▶ Given request
Across the data below, how many lines hold "transferred"? Answer with that number and nothing else.

[Data records]
******

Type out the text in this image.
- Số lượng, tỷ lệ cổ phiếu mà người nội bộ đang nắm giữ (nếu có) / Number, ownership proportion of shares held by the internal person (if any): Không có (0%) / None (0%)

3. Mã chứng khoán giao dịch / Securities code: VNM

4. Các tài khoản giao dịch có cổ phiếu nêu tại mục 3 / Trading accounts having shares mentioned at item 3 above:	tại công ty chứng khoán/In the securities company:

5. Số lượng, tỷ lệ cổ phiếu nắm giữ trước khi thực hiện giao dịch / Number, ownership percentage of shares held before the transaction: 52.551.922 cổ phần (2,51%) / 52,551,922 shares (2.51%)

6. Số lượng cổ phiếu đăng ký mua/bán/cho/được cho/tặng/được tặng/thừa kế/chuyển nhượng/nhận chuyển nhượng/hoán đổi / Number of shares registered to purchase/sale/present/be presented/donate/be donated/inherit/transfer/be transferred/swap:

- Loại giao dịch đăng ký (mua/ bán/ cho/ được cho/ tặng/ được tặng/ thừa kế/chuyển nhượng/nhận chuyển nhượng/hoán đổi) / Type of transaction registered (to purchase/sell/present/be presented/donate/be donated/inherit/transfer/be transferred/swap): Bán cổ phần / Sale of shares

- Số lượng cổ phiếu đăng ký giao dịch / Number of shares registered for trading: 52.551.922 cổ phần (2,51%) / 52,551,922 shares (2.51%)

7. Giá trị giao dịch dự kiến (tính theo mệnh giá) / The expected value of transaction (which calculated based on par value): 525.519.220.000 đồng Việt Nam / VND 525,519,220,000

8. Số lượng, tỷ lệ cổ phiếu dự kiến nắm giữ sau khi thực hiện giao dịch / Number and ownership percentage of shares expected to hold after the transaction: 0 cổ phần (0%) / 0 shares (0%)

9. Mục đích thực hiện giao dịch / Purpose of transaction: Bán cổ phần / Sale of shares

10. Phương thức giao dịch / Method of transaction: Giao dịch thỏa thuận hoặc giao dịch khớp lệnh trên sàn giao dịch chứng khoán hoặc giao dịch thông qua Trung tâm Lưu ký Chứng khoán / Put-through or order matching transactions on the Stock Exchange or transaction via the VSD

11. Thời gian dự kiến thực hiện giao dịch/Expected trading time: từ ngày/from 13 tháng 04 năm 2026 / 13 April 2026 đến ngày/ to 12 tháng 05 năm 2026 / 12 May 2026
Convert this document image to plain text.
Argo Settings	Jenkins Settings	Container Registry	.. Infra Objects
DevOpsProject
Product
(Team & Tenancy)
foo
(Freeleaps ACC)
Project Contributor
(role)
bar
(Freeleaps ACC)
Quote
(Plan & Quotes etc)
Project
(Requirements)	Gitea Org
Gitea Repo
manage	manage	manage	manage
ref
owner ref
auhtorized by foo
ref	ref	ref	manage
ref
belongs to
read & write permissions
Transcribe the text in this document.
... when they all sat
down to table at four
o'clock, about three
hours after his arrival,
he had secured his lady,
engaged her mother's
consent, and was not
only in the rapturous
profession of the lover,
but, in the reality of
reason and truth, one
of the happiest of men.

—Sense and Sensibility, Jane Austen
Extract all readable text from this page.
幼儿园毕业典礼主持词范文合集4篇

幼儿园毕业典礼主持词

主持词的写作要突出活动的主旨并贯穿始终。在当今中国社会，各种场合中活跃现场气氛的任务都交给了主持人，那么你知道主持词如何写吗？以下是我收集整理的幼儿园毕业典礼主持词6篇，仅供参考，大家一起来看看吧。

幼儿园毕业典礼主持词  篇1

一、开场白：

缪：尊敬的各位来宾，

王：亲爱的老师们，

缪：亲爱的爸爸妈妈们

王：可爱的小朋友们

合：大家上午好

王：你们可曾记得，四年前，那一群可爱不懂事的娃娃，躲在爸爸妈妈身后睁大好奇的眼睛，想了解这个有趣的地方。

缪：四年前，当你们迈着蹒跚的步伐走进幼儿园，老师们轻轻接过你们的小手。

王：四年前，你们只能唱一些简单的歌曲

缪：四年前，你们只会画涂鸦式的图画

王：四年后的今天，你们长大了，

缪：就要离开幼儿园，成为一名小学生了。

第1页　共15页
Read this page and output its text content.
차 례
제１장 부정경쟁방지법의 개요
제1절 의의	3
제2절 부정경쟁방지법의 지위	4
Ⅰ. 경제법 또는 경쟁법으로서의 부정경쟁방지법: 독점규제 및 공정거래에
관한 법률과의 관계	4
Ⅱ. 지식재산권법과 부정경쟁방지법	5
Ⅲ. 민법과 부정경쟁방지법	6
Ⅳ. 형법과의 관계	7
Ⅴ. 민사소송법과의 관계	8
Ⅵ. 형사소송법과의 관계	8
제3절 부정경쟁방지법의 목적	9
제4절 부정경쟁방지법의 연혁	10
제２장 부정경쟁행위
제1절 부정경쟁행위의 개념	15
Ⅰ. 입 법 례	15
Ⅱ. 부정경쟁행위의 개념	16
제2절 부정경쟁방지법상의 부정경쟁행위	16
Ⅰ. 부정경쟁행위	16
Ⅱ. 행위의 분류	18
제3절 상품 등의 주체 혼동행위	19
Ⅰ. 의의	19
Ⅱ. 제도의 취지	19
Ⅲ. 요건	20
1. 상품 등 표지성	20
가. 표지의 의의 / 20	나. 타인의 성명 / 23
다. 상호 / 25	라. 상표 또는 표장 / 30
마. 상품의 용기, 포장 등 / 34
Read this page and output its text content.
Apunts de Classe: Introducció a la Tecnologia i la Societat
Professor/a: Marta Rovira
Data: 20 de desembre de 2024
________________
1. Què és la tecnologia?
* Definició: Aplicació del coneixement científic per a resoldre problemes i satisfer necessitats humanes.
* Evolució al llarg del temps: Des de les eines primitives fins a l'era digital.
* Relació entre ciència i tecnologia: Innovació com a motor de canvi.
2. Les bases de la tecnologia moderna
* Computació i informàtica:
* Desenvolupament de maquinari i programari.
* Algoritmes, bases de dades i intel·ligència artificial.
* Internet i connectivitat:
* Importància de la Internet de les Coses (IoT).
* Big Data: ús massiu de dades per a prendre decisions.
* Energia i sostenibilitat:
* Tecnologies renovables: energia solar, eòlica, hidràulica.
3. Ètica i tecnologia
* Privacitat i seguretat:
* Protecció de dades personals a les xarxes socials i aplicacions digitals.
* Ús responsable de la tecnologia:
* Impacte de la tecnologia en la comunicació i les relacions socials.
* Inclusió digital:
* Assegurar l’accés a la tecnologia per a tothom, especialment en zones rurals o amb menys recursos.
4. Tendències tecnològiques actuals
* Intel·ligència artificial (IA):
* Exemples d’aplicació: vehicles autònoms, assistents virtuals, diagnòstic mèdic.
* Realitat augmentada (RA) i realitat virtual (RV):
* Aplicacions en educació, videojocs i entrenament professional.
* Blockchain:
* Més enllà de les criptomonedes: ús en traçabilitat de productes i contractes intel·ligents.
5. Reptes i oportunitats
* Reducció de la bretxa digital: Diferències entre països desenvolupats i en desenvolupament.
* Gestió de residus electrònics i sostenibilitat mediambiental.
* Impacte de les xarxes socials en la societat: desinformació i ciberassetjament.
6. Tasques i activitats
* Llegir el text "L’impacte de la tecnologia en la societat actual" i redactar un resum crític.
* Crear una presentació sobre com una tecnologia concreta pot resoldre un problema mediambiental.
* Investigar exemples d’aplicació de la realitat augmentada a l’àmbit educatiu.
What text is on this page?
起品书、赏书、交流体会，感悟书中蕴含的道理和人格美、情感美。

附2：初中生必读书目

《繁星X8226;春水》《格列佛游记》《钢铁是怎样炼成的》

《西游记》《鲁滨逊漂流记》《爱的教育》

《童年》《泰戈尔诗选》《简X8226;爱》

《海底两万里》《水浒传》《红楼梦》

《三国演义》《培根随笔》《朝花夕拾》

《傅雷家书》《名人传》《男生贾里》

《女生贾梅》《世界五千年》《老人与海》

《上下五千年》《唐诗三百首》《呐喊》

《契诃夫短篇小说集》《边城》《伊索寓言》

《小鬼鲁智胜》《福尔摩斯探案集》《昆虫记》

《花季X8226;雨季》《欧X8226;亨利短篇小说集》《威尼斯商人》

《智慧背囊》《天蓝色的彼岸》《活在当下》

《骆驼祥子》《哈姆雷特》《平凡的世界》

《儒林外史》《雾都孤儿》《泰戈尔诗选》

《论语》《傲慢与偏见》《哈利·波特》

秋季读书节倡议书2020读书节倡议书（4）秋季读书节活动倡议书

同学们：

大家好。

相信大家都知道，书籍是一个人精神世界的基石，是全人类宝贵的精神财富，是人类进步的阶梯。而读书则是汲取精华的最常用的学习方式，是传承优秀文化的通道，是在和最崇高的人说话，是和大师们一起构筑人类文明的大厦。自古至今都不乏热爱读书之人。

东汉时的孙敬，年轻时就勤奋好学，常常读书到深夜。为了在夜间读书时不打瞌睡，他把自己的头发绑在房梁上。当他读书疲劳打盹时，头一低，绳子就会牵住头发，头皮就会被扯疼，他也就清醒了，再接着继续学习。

******

▶ Correct output
2